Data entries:
BEGIN
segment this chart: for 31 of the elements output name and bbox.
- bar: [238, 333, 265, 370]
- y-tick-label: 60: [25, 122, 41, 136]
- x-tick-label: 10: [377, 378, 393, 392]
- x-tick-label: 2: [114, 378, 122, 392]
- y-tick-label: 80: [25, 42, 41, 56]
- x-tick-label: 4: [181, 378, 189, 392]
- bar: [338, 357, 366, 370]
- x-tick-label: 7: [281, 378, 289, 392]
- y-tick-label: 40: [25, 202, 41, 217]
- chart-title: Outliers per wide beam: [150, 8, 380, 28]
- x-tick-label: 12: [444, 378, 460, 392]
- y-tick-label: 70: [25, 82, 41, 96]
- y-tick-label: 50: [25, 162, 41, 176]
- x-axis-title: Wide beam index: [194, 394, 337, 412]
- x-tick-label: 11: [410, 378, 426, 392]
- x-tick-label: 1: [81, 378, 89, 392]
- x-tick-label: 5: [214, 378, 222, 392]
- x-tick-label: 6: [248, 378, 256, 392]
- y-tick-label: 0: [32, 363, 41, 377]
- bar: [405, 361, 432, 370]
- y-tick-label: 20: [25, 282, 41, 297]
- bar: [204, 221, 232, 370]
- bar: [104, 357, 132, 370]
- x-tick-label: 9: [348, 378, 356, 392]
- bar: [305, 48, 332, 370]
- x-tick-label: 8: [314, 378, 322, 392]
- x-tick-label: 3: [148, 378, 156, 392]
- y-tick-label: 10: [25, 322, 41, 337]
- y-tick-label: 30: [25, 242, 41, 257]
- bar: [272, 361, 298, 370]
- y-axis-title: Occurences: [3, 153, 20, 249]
END
**Task requirements**. Reproduce every line of the entries above verbatim, from the first line to the last.

**Solution for this problem**.
segment this chart: for 31 of the elements output name and bbox.
- bar: [238, 333, 265, 370]
- y-tick-label: 60: [25, 122, 41, 136]
- x-tick-label: 10: [377, 378, 393, 392]
- x-tick-label: 2: [114, 378, 122, 392]
- y-tick-label: 80: [25, 42, 41, 56]
- x-tick-label: 4: [181, 378, 189, 392]
- bar: [338, 357, 366, 370]
- x-tick-label: 7: [281, 378, 289, 392]
- y-tick-label: 40: [25, 202, 41, 217]
- chart-title: Outliers per wide beam: [150, 8, 380, 28]
- x-tick-label: 12: [444, 378, 460, 392]
- y-tick-label: 70: [25, 82, 41, 96]
- y-tick-label: 50: [25, 162, 41, 176]
- x-axis-title: Wide beam index: [194, 394, 337, 412]
- x-tick-label: 11: [410, 378, 426, 392]
- x-tick-label: 1: [81, 378, 89, 392]
- x-tick-label: 5: [214, 378, 222, 392]
- x-tick-label: 6: [248, 378, 256, 392]
- y-tick-label: 0: [32, 363, 41, 377]
- bar: [405, 361, 432, 370]
- y-tick-label: 20: [25, 282, 41, 297]
- bar: [204, 221, 232, 370]
- bar: [104, 357, 132, 370]
- x-tick-label: 9: [348, 378, 356, 392]
- bar: [305, 48, 332, 370]
- x-tick-label: 8: [314, 378, 322, 392]
- x-tick-label: 3: [148, 378, 156, 392]
- y-tick-label: 10: [25, 322, 41, 337]
- y-tick-label: 30: [25, 242, 41, 257]
- bar: [272, 361, 298, 370]
- y-axis-title: Occurences: [3, 153, 20, 249]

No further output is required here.